[Records from a data source]
------------------------------

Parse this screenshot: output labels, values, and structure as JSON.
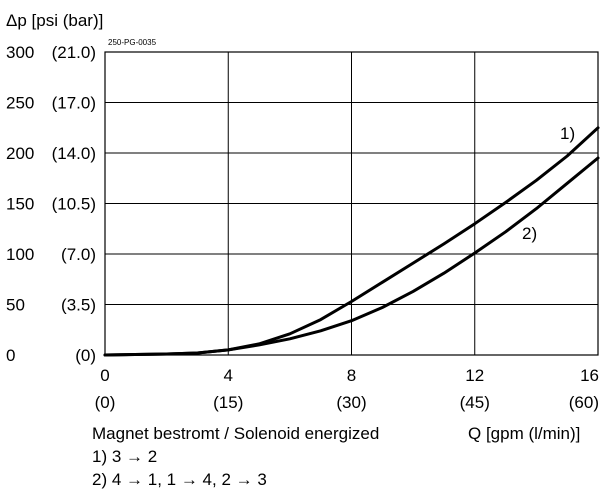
{
  "chart_data": {
    "type": "line",
    "ylabel": "Δp [psi (bar)]",
    "xlabel": "Q [gpm (l/min)]",
    "code": "250-PG-0035",
    "xlim": [
      0,
      16
    ],
    "ylim": [
      0,
      300
    ],
    "x_ticks": [
      {
        "value": 0,
        "label": "0",
        "sublabel": "(0)"
      },
      {
        "value": 4,
        "label": "4",
        "sublabel": "(15)"
      },
      {
        "value": 8,
        "label": "8",
        "sublabel": "(30)"
      },
      {
        "value": 12,
        "label": "12",
        "sublabel": "(45)"
      },
      {
        "value": 16,
        "label": "16",
        "sublabel": "(60)"
      }
    ],
    "y_ticks": [
      {
        "value": 0,
        "label": "0",
        "sublabel": "(0)"
      },
      {
        "value": 50,
        "label": "50",
        "sublabel": "(3.5)"
      },
      {
        "value": 100,
        "label": "100",
        "sublabel": "(7.0)"
      },
      {
        "value": 150,
        "label": "150",
        "sublabel": "(10.5)"
      },
      {
        "value": 200,
        "label": "200",
        "sublabel": "(14.0)"
      },
      {
        "value": 250,
        "label": "250",
        "sublabel": "(17.0)"
      },
      {
        "value": 300,
        "label": "300",
        "sublabel": "(21.0)"
      }
    ],
    "grid": true,
    "series": [
      {
        "name": "1)",
        "points": [
          [
            0,
            0
          ],
          [
            2,
            1
          ],
          [
            3,
            2
          ],
          [
            4,
            5
          ],
          [
            5,
            11
          ],
          [
            6,
            21
          ],
          [
            7,
            35
          ],
          [
            8,
            53
          ],
          [
            9,
            72
          ],
          [
            10,
            91
          ],
          [
            11,
            110
          ],
          [
            12,
            130
          ],
          [
            13,
            151
          ],
          [
            14,
            173
          ],
          [
            15,
            197
          ],
          [
            16,
            225
          ]
        ]
      },
      {
        "name": "2)",
        "points": [
          [
            0,
            0
          ],
          [
            2,
            1
          ],
          [
            3,
            2
          ],
          [
            4,
            5
          ],
          [
            5,
            10
          ],
          [
            6,
            16
          ],
          [
            7,
            24
          ],
          [
            8,
            34
          ],
          [
            9,
            47
          ],
          [
            10,
            63
          ],
          [
            11,
            81
          ],
          [
            12,
            101
          ],
          [
            13,
            122
          ],
          [
            14,
            145
          ],
          [
            15,
            170
          ],
          [
            16,
            195
          ]
        ]
      }
    ],
    "caption": "Magnet bestromt / Solenoid energized",
    "notes": [
      "1)  3 → 2",
      "2)  4 → 1, 1 → 4, 2 → 3"
    ]
  }
}
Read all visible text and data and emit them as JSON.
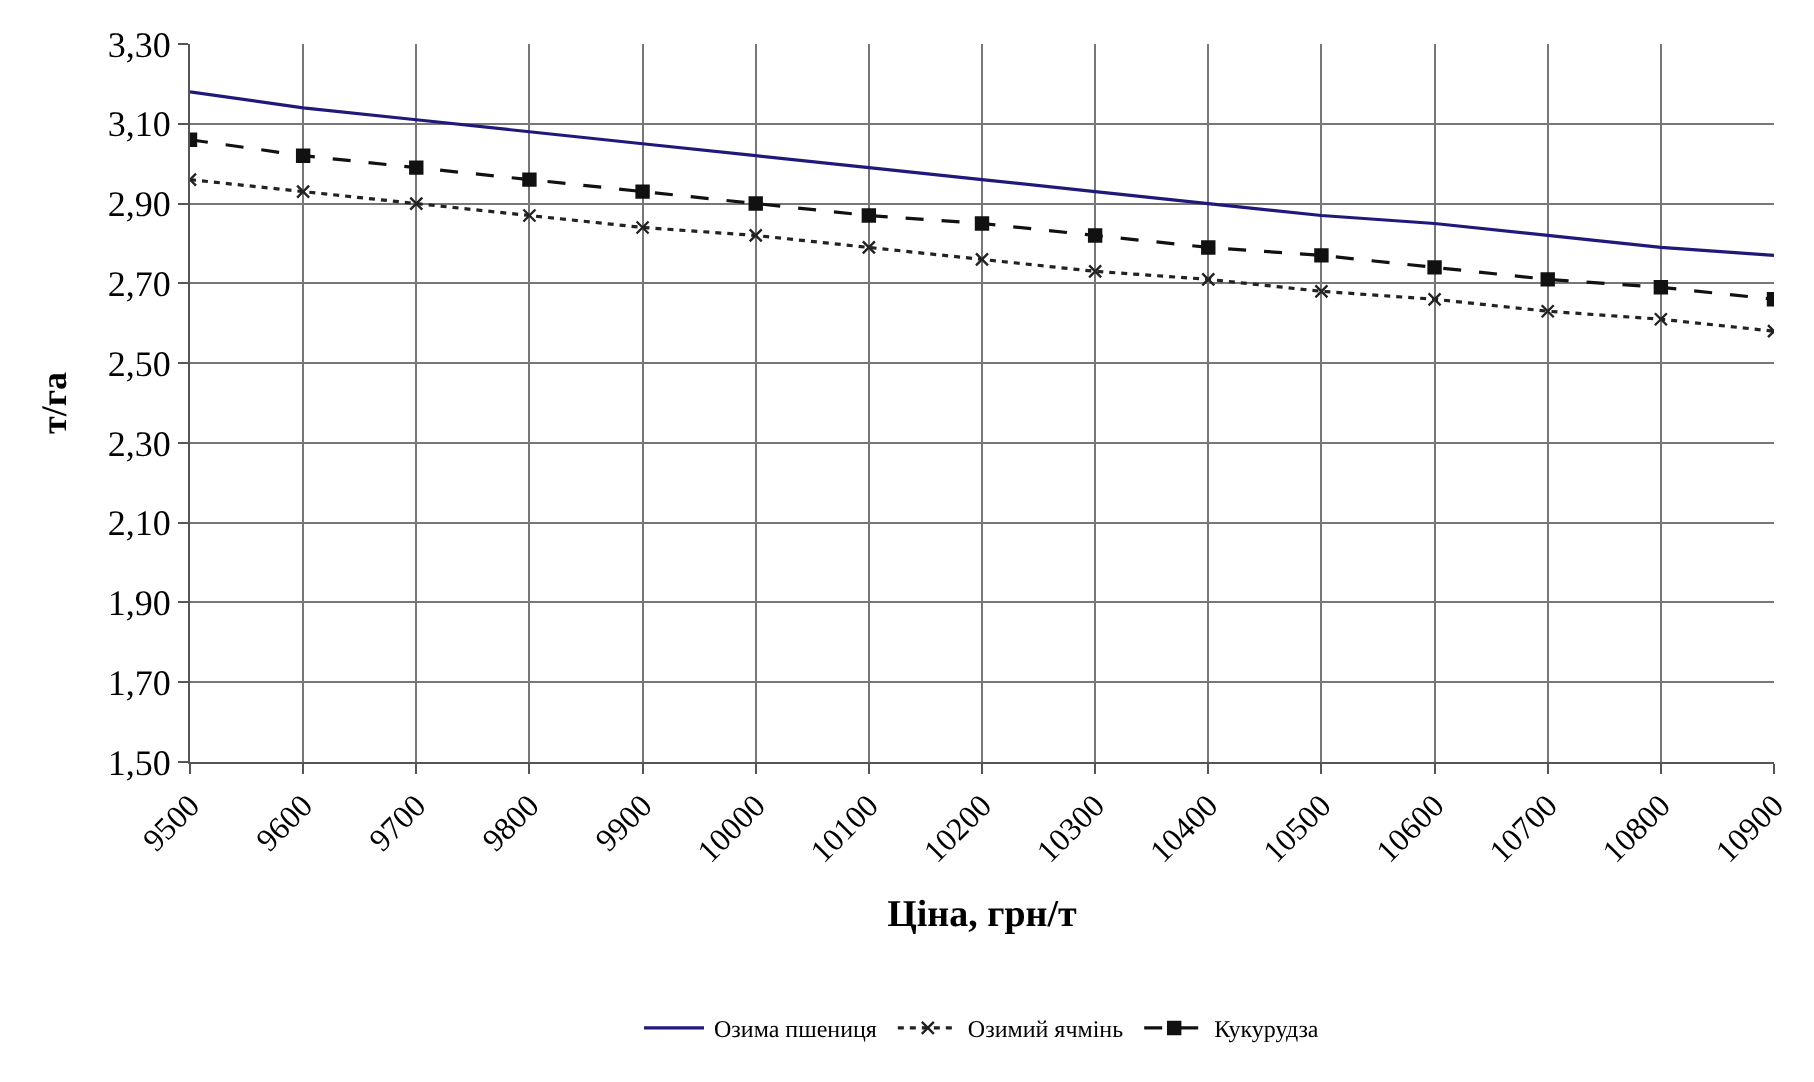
{
  "chart_data": {
    "type": "line",
    "xlabel": "Ціна, грн/т",
    "ylabel": "т/га",
    "categories": [
      "9500",
      "9600",
      "9700",
      "9800",
      "9900",
      "10000",
      "10100",
      "10200",
      "10300",
      "10400",
      "10500",
      "10600",
      "10700",
      "10800",
      "10900"
    ],
    "ylim": [
      1.5,
      3.3
    ],
    "yticks": [
      {
        "value": 1.5,
        "label": "1,50"
      },
      {
        "value": 1.7,
        "label": "1,70"
      },
      {
        "value": 1.9,
        "label": "1,90"
      },
      {
        "value": 2.1,
        "label": "2,10"
      },
      {
        "value": 2.3,
        "label": "2,30"
      },
      {
        "value": 2.5,
        "label": "2,50"
      },
      {
        "value": 2.7,
        "label": "2,70"
      },
      {
        "value": 2.9,
        "label": "2,90"
      },
      {
        "value": 3.1,
        "label": "3,10"
      },
      {
        "value": 3.3,
        "label": "3,30"
      }
    ],
    "grid": true,
    "legend": "bottom",
    "series": [
      {
        "name": "Озима пшениця",
        "color": "#1f1a7a",
        "line_style": "solid",
        "marker": "none",
        "values": [
          3.18,
          3.14,
          3.11,
          3.08,
          3.05,
          3.02,
          2.99,
          2.96,
          2.93,
          2.9,
          2.87,
          2.85,
          2.82,
          2.79,
          2.77
        ]
      },
      {
        "name": "Озимий ячмінь",
        "color": "#222222",
        "line_style": "dotted",
        "marker": "cross",
        "values": [
          2.96,
          2.93,
          2.9,
          2.87,
          2.84,
          2.82,
          2.79,
          2.76,
          2.73,
          2.71,
          2.68,
          2.66,
          2.63,
          2.61,
          2.58
        ]
      },
      {
        "name": "Кукурудза",
        "color": "#111111",
        "line_style": "dashed",
        "marker": "square",
        "values": [
          3.06,
          3.02,
          2.99,
          2.96,
          2.93,
          2.9,
          2.87,
          2.85,
          2.82,
          2.79,
          2.77,
          2.74,
          2.71,
          2.69,
          2.66
        ]
      }
    ]
  }
}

------------------------------

- _Instruction_
Repeat all of the data above word for word, minus the pictures.

- _In response_
Parse this screenshot: output labels, values, and structure as JSON.
{
  "chart_data": {
    "type": "line",
    "ylabel": "Δp [psi (bar)]",
    "xlabel": "Q [gpm (l/min)]",
    "code": "250-PG-0035",
    "xlim": [
      0,
      16
    ],
    "ylim": [
      0,
      300
    ],
    "x_ticks": [
      {
        "value": 0,
        "label": "0",
        "sublabel": "(0)"
      },
      {
        "value": 4,
        "label": "4",
        "sublabel": "(15)"
      },
      {
        "value": 8,
        "label": "8",
        "sublabel": "(30)"
      },
      {
        "value": 12,
        "label": "12",
        "sublabel": "(45)"
      },
      {
        "value": 16,
        "label": "16",
        "sublabel": "(60)"
      }
    ],
    "y_ticks": [
      {
        "value": 0,
        "label": "0",
        "sublabel": "(0)"
      },
      {
        "value": 50,
        "label": "50",
        "sublabel": "(3.5)"
      },
      {
        "value": 100,
        "label": "100",
        "sublabel": "(7.0)"
      },
      {
        "value": 150,
        "label": "150",
        "sublabel": "(10.5)"
      },
      {
        "value": 200,
        "label": "200",
        "sublabel": "(14.0)"
      },
      {
        "value": 250,
        "label": "250",
        "sublabel": "(17.0)"
      },
      {
        "value": 300,
        "label": "300",
        "sublabel": "(21.0)"
      }
    ],
    "grid": true,
    "series": [
      {
        "name": "1)",
        "points": [
          [
            0,
            0
          ],
          [
            2,
            1
          ],
          [
            3,
            2
          ],
          [
            4,
            5
          ],
          [
            5,
            11
          ],
          [
            6,
            21
          ],
          [
            7,
            35
          ],
          [
            8,
            53
          ],
          [
            9,
            72
          ],
          [
            10,
            91
          ],
          [
            11,
            110
          ],
          [
            12,
            130
          ],
          [
            13,
            151
          ],
          [
            14,
            173
          ],
          [
            15,
            197
          ],
          [
            16,
            225
          ]
        ]
      },
      {
        "name": "2)",
        "points": [
          [
            0,
            0
          ],
          [
            2,
            1
          ],
          [
            3,
            2
          ],
          [
            4,
            5
          ],
          [
            5,
            10
          ],
          [
            6,
            16
          ],
          [
            7,
            24
          ],
          [
            8,
            34
          ],
          [
            9,
            47
          ],
          [
            10,
            63
          ],
          [
            11,
            81
          ],
          [
            12,
            101
          ],
          [
            13,
            122
          ],
          [
            14,
            145
          ],
          [
            15,
            170
          ],
          [
            16,
            195
          ]
        ]
      }
    ],
    "caption": "Magnet bestromt / Solenoid energized",
    "notes": [
      "1)  3 → 2",
      "2)  4 → 1, 1 → 4, 2 → 3"
    ]
  }
}
Read all visible text and data and emit them as JSON.
{
  "chart_data": {
    "type": "line",
    "xlabel": "Ціна, грн/т",
    "ylabel": "т/га",
    "categories": [
      "9500",
      "9600",
      "9700",
      "9800",
      "9900",
      "10000",
      "10100",
      "10200",
      "10300",
      "10400",
      "10500",
      "10600",
      "10700",
      "10800",
      "10900"
    ],
    "ylim": [
      1.5,
      3.3
    ],
    "yticks": [
      {
        "value": 1.5,
        "label": "1,50"
      },
      {
        "value": 1.7,
        "label": "1,70"
      },
      {
        "value": 1.9,
        "label": "1,90"
      },
      {
        "value": 2.1,
        "label": "2,10"
      },
      {
        "value": 2.3,
        "label": "2,30"
      },
      {
        "value": 2.5,
        "label": "2,50"
      },
      {
        "value": 2.7,
        "label": "2,70"
      },
      {
        "value": 2.9,
        "label": "2,90"
      },
      {
        "value": 3.1,
        "label": "3,10"
      },
      {
        "value": 3.3,
        "label": "3,30"
      }
    ],
    "grid": true,
    "legend": "bottom",
    "series": [
      {
        "name": "Озима пшениця",
        "color": "#1f1a7a",
        "line_style": "solid",
        "marker": "none",
        "values": [
          3.18,
          3.14,
          3.11,
          3.08,
          3.05,
          3.02,
          2.99,
          2.96,
          2.93,
          2.9,
          2.87,
          2.85,
          2.82,
          2.79,
          2.77
        ]
      },
      {
        "name": "Озимий ячмінь",
        "color": "#222222",
        "line_style": "dotted",
        "marker": "cross",
        "values": [
          2.96,
          2.93,
          2.9,
          2.87,
          2.84,
          2.82,
          2.79,
          2.76,
          2.73,
          2.71,
          2.68,
          2.66,
          2.63,
          2.61,
          2.58
        ]
      },
      {
        "name": "Кукурудза",
        "color": "#111111",
        "line_style": "dashed",
        "marker": "square",
        "values": [
          3.06,
          3.02,
          2.99,
          2.96,
          2.93,
          2.9,
          2.87,
          2.85,
          2.82,
          2.79,
          2.77,
          2.74,
          2.71,
          2.69,
          2.66
        ]
      }
    ]
  }
}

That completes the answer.